• **TEXTE FOURNI**
-------

Le corbeau...
Le voyage, c'est les paysages et les
rencontres.
La détente aussi. Mais avant tout les
paysages et les rencontres. Le voyage, les vacances, c'est
normalement synonyme de détente de toutes les manières. Bon, bien
sûr il peut y avoir les embouteillages, les accidents de train comme
la série qu'il y a eu en juillet.
Mais le voyage, c'est l'occasion de
pouvoir rencontrer ces superbes panoramas ou ces incroyables
ambiances que tu n'as pas chez toi. C'est aussi les êtres vivants
qui t'émeuvent.
Je commence sans doute cette page plus
tôt que d'habitude, la dernière mousse de la Black Isle brewery
servie dans un verre.
Je pourrais être envahi par la
nostalgie de toutes ces images mais je suis plutôt possédé et
empreint par l'idée que je reviendrai pour voir ce que je n'ai pas
vu et apprécier encore ce que j'ai déjà aimé.
Nous n'avons pas fait grand-chose
aujourd'hui, veille de départ. Un mauvais temps était prévu et il
est venu en fin de matinée... Nous nous sommes contentés de faire
la balade vers le phare (en poussant plus loin), de manger tranquille
à la maison avec sieste et de balader dans la ville avant de pousser
vers l'Aros Park et de faire le tour de l'étang.
Je tenais aussi à trouver un trèfle à
quatre feuilles, sur la jetée, au même endroit que l'année
dernière, chose faite. Ma femme a pu voir cinq chats aujourd'hui
dont le fameux Tobermory Cat qui avait chassé un rat et qui la
bâfrait sous une voiture.

-------

• **LIGNES DE DONNÉES**
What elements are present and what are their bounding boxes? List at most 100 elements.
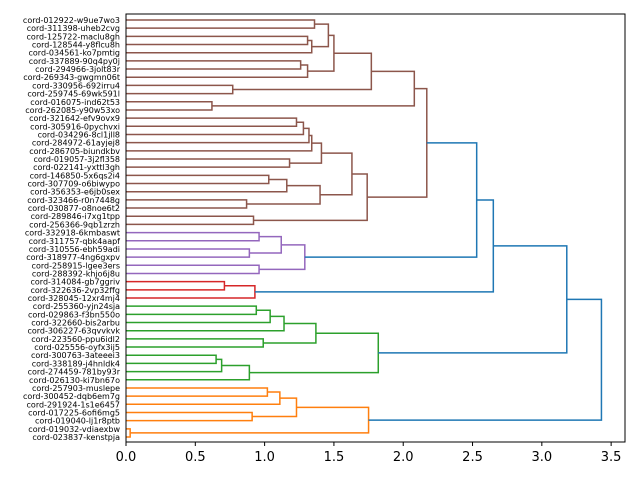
link-g9 (249, 332, 380, 374)
leaf-label: cord-284972-61ayjej8 (32, 139, 120, 148)
leaf-label: cord-332918-6kmbaswt (25, 229, 120, 238)
leaf-label: cord-288392-khjo6j8u (32, 269, 120, 278)
leaf-label: cord-330956-692irru4 (32, 81, 120, 90)
link-p3 (249, 235, 282, 254)
link-b12 (126, 117, 298, 128)
link-g2 (126, 309, 271, 324)
leaf-label: cord-269343-gwgmn06t (23, 73, 120, 82)
link-b2 (126, 35, 309, 46)
leaf-label: cord-146850-5x6qs2i4 (30, 171, 120, 180)
link-b5 (126, 60, 302, 70)
leaf-label: cord-023837-kenstpja (32, 433, 120, 442)
link-t1 (304, 142, 478, 258)
leaf-label: cord-019032-vdiaexbw (28, 425, 120, 434)
link-p2 (126, 248, 251, 258)
leaf-label: cord-311398-uheb2cvg (27, 24, 120, 33)
x-tick-label: 3.5 (601, 450, 622, 465)
link-b17 (289, 142, 323, 164)
link-b4 (311, 23, 330, 48)
link-p5 (259, 244, 306, 271)
leaf-label: cord-294966-3jolt83r (35, 65, 121, 74)
link-o5 (126, 428, 131, 438)
link-b19 (126, 178, 288, 193)
leaf-label: cord-306227-63qvvkvk (27, 327, 120, 336)
link-g6 (126, 354, 217, 365)
leaf-label: cord-258915-lgee3ers (32, 261, 120, 270)
leaf-label: cord-125722-maclu8gh (27, 32, 120, 41)
link-g1 (126, 305, 258, 316)
leaf-label: cord-259745-69wk591l (27, 90, 120, 99)
x-tick-label: 1.0 (254, 450, 275, 465)
x-tick-label: 2.0 (393, 450, 414, 465)
leaf-label: cord-321642-efv9ovx9 (29, 114, 120, 123)
leaf-label: cord-022141-yxttl3gh (33, 163, 120, 172)
x-tick-label: 2.5 (462, 450, 483, 465)
link-b24 (253, 173, 368, 222)
leaf-label: cord-286705-biundkbv (29, 147, 120, 156)
link-b22 (320, 152, 353, 196)
leaf-label: cord-337889-90q4py0j (29, 57, 120, 66)
leaf-label: cord-030877-o8noe6t2 (28, 204, 120, 213)
link-b6 (126, 64, 309, 78)
x-axis: 0.0 0.5 1.0 1.5 2.0 2.5 3.0 3.5 (116, 442, 622, 465)
link-b11 (211, 70, 416, 107)
link-o3 (126, 411, 253, 422)
leaf-label: cord-314084-gb7ggriv (31, 278, 121, 287)
dendrogram-links (126, 19, 603, 438)
leaf-label: cord-310556-ebh59adi (29, 245, 120, 254)
leaf-label: cord-223560-ppu6idl2 (31, 335, 120, 344)
leaf-label: cord-257903-muslepe (32, 384, 120, 393)
leaf-label: cord-322636-2vp32ffg (30, 286, 120, 295)
link-b20 (126, 199, 248, 209)
link-o4 (252, 397, 298, 418)
leaf-label: cord-128544-y8flcu8h (32, 41, 120, 50)
leaf-label: cord-034296-8cl1jll8 (38, 130, 120, 139)
leaf-label: cord-300763-3ateeei3 (31, 351, 120, 360)
link-g4 (126, 338, 264, 348)
leaf-label: cord-356353-e6jb0sex (30, 188, 120, 197)
x-tick-label: 0.0 (116, 450, 137, 465)
link-b23 (126, 215, 255, 226)
leaf-label: cord-019057-3j2fl358 (33, 155, 120, 164)
leaf-label: cord-323466-r0n7448g (27, 196, 120, 205)
leaf-label: cord-300452-dqb6em7g (23, 392, 120, 401)
leaf-label: cord-016075-ind62t53 (30, 98, 120, 107)
leaf-label: cord-291924-1s1e6457 (27, 400, 120, 409)
leaf-label: cord-255360-yjn24sja (33, 302, 120, 311)
axes-frame (125, 13, 626, 443)
link-b8 (126, 84, 234, 95)
leaf-label: cord-322660-bis2arbu (31, 319, 120, 328)
link-b18 (126, 174, 270, 185)
link-o6 (130, 406, 370, 434)
link-g8 (126, 364, 251, 381)
link-b16 (126, 158, 291, 168)
link-t3 (378, 245, 568, 354)
x-tick-label: 3.0 (531, 450, 552, 465)
leaf-label: cord-274459-781by93r (28, 368, 121, 377)
leaf-label: cord-017225-6ofi6mg5 (28, 408, 120, 417)
leaf-label: cord-318977-4ng6gxpv (26, 253, 120, 262)
link-t4 (368, 298, 603, 421)
x-tick-label: 1.5 (324, 450, 345, 465)
link-b21 (246, 184, 321, 205)
leaf-label: cord-307709-o6biwypo (27, 180, 120, 189)
leaf-label: cord-262085-y90w53xo (25, 106, 120, 115)
link-g5 (263, 322, 317, 344)
link-b13 (126, 121, 305, 136)
link-t2 (254, 199, 495, 293)
leaf-label: cord-289846-i7xg1tpp (31, 212, 120, 221)
link-r2 (126, 284, 256, 299)
link-r1 (126, 280, 226, 291)
leaf-label: cord-328045-12xr4mj4 (28, 294, 120, 303)
link-p4 (126, 264, 260, 275)
leaf-label: cord-025556-oyfx3ij5 (34, 343, 120, 352)
leaf-label: cord-305916-0pychvxi (30, 122, 120, 131)
link-b3 (126, 39, 313, 54)
leaf-label: cord-012922-w9ue7wo3 (23, 16, 120, 25)
x-tick-label: 0.5 (185, 450, 206, 465)
leaf-labels: cord-012922-w9ue7wo3cord-311398-uheb2cvg… (23, 16, 121, 442)
leaf-label: cord-311757-qbk4aapf (29, 237, 121, 246)
leaf-label: cord-256366-9qb1zrzh (29, 220, 120, 229)
link-o1 (126, 387, 269, 397)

-------

• **ÉNONCÉ A**
Dans le texte fourni, quel chat a chassé un rat ?
• **ÉNONCÉ B**
Recopiez fidèlement le passage du texte fourni qui commence par "Le voyage, c'est les" et se poursuit jusqu'à "qui t'émeuvent.".
Les lignes de données ne sont pas nécessaires ici.

• **SOLUTION A**
Le Tobermory Cat.

• **SOLUTION B**
Le voyage, c'est les paysages et les
rencontres.
La détente aussi. Mais avant tout les
paysages et les rencontres. Le voyage, les vacances, c'est
normalement synonyme de détente de toutes les manières. Bon, bien
sûr il peut y avoir les embouteillages, les accidents de train comme
la série qu'il y a eu en juillet.
Mais le voyage, c'est l'occasion de
pouvoir rencontrer ces superbes panoramas ou ces incroyables
ambiances que tu n'as pas chez toi. C'est aussi les êtres vivants
qui t'émeuvent.